Records from a collection

........

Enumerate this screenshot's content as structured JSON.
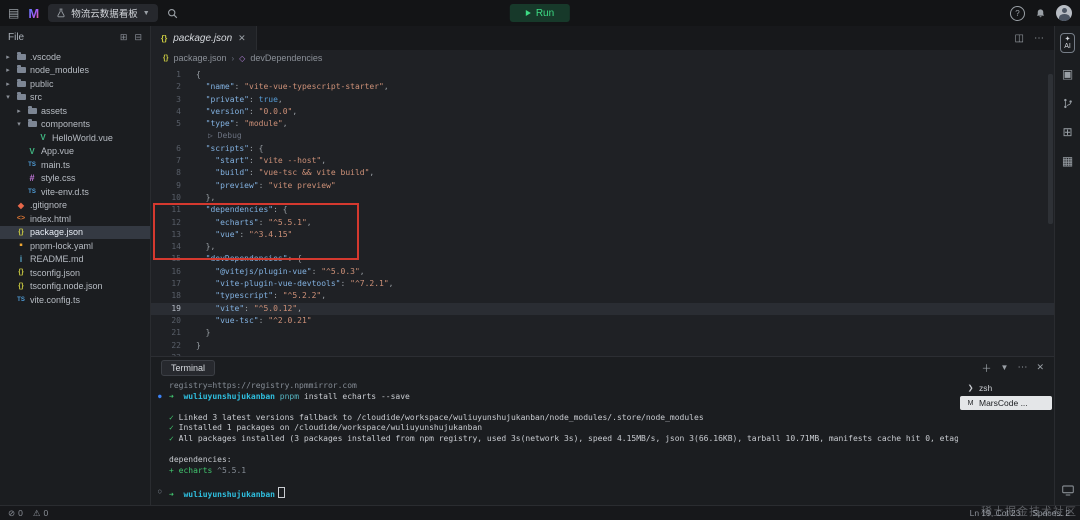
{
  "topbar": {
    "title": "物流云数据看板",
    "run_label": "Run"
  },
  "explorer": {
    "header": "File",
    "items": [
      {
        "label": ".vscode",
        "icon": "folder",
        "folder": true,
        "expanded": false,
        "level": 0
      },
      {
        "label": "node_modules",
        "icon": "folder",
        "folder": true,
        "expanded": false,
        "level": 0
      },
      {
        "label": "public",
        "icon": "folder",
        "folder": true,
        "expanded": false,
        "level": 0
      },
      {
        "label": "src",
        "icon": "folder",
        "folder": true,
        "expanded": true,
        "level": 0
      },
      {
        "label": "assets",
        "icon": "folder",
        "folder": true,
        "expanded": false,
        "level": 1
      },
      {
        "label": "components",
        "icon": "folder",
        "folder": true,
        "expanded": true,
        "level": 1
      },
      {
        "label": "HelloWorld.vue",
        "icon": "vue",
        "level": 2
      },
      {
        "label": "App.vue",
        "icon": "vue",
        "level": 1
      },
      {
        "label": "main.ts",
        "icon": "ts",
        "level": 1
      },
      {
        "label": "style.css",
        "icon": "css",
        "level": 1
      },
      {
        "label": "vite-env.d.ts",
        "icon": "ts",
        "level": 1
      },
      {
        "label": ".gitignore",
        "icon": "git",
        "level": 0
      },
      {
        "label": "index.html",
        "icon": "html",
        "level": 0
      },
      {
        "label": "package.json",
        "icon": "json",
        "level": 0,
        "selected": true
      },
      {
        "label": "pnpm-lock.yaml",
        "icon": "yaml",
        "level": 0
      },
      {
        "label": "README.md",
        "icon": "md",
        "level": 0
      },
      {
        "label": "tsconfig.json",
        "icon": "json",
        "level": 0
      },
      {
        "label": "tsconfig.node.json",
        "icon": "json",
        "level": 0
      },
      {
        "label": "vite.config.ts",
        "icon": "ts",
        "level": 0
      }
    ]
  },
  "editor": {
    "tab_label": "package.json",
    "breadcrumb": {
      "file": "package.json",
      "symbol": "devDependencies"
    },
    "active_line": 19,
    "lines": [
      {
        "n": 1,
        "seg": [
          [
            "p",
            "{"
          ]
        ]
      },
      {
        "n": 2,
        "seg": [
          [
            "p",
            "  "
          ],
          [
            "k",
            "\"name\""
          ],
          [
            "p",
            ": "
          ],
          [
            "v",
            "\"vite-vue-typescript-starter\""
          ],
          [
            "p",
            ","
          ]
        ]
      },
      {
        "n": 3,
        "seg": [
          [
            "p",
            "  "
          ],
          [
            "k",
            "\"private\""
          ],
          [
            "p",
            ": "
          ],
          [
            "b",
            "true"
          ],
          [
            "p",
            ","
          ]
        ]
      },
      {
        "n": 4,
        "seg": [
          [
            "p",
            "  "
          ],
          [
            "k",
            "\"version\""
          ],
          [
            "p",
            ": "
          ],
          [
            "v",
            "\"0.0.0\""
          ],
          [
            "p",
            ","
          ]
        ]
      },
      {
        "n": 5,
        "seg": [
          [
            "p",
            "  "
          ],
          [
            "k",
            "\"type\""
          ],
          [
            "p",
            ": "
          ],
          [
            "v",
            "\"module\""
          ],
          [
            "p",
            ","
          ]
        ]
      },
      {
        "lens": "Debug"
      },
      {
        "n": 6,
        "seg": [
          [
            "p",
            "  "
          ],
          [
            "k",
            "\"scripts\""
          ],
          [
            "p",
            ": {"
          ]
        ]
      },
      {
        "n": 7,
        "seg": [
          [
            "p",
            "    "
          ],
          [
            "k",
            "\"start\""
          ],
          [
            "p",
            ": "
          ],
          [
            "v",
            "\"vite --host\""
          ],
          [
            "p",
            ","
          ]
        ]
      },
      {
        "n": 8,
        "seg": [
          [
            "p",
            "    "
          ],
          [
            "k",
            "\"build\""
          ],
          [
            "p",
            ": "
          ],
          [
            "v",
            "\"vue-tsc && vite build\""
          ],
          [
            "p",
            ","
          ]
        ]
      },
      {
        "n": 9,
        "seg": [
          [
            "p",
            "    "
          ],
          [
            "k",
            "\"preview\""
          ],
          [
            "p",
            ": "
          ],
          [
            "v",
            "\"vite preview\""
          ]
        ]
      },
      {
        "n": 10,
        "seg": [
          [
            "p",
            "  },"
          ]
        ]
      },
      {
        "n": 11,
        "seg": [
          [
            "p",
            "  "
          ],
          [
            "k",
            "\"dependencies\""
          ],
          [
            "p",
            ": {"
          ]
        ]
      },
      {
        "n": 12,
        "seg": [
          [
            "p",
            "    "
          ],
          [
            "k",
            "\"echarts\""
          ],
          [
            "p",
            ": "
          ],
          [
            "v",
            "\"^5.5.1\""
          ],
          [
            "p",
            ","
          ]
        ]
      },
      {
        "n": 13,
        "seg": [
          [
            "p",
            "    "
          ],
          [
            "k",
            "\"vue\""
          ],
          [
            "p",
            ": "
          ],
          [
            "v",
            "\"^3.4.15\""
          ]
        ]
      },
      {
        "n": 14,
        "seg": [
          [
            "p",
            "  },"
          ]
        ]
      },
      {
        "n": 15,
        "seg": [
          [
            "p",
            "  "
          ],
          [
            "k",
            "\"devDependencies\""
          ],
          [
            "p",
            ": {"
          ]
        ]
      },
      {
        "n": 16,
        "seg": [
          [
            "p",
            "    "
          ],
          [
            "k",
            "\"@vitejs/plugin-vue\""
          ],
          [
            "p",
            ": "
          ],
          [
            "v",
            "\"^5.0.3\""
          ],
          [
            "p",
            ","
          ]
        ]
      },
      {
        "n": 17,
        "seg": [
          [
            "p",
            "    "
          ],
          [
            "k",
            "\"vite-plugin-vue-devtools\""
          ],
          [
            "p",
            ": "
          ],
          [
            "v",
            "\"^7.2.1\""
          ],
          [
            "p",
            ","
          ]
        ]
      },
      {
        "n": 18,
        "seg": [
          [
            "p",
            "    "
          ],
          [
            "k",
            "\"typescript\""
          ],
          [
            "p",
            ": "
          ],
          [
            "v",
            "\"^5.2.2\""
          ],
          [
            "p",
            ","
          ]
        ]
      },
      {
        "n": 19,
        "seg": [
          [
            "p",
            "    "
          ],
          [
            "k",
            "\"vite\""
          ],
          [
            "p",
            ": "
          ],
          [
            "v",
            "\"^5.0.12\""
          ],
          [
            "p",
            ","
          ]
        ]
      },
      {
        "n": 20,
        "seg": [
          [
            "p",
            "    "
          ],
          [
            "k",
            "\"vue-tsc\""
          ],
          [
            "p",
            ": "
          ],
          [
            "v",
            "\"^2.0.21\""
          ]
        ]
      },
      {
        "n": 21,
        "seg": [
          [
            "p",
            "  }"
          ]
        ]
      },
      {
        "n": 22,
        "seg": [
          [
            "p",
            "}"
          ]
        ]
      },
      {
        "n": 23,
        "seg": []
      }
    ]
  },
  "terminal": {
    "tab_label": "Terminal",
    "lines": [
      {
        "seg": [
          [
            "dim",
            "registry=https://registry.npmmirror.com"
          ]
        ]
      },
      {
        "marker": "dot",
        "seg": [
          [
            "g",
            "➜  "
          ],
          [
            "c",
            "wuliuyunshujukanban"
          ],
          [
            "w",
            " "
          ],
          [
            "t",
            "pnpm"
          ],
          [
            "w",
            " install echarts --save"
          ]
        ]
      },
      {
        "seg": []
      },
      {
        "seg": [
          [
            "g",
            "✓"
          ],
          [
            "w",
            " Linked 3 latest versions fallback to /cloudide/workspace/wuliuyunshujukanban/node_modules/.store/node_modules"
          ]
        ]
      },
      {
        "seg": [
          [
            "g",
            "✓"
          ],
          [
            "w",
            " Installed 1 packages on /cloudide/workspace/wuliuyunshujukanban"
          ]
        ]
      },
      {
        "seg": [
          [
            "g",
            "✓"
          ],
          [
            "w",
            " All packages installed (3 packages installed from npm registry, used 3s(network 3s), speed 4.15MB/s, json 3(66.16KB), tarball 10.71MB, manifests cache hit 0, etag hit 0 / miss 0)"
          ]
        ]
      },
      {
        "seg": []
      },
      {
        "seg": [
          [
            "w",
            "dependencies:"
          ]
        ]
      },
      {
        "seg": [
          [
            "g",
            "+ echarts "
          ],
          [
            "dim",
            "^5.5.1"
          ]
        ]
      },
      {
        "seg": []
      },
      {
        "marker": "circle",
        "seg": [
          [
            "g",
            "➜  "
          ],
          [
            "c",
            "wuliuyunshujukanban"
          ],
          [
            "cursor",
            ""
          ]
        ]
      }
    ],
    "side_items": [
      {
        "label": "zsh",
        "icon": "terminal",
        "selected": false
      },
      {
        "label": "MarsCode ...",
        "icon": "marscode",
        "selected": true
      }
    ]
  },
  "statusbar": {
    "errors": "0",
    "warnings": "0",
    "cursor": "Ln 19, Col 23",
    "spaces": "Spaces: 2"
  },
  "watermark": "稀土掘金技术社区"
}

........

WHAT TO PRODUCE: Look for the word "wuliuyunshujukanban" in every line of the listing and copy the lines that have it.

RESPONSE TO THE EXERCISE:
            "wuliuyunshujukanban"
            " Linked 3 latest versions fallback to /cloudide/workspace/wuliuyunshujukanban/node_modules/.store/node_modules"
            " Installed 1 packages on /cloudide/workspace/wuliuyunshujukanban"
            "wuliuyunshujukanban"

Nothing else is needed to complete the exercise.